(Problem description)
Select the lines below containing the word "BOUBA".

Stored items
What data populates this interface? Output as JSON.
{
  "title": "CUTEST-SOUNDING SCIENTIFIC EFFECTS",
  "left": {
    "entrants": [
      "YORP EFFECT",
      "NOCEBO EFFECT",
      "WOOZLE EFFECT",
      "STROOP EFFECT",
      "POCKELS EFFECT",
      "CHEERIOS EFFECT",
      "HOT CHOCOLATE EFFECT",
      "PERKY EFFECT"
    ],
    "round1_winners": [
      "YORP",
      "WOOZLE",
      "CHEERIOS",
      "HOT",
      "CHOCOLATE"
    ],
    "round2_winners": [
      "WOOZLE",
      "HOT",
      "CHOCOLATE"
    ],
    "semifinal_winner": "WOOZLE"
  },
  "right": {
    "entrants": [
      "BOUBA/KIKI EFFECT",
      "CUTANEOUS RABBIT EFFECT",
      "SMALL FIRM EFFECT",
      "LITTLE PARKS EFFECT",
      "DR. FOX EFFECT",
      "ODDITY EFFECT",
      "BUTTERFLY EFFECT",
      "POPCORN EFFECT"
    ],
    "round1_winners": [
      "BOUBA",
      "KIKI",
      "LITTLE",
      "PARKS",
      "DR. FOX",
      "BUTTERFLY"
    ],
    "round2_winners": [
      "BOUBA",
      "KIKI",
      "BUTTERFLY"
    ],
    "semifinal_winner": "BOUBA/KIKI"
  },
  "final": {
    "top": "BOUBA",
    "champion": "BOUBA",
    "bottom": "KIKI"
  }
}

(Task output)
      "BOUBA/KIKI EFFECT",
      "BOUBA",
      "BOUBA",
    "semifinal_winner": "BOUBA/KIKI"
    "top": "BOUBA",
    "champion": "BOUBA",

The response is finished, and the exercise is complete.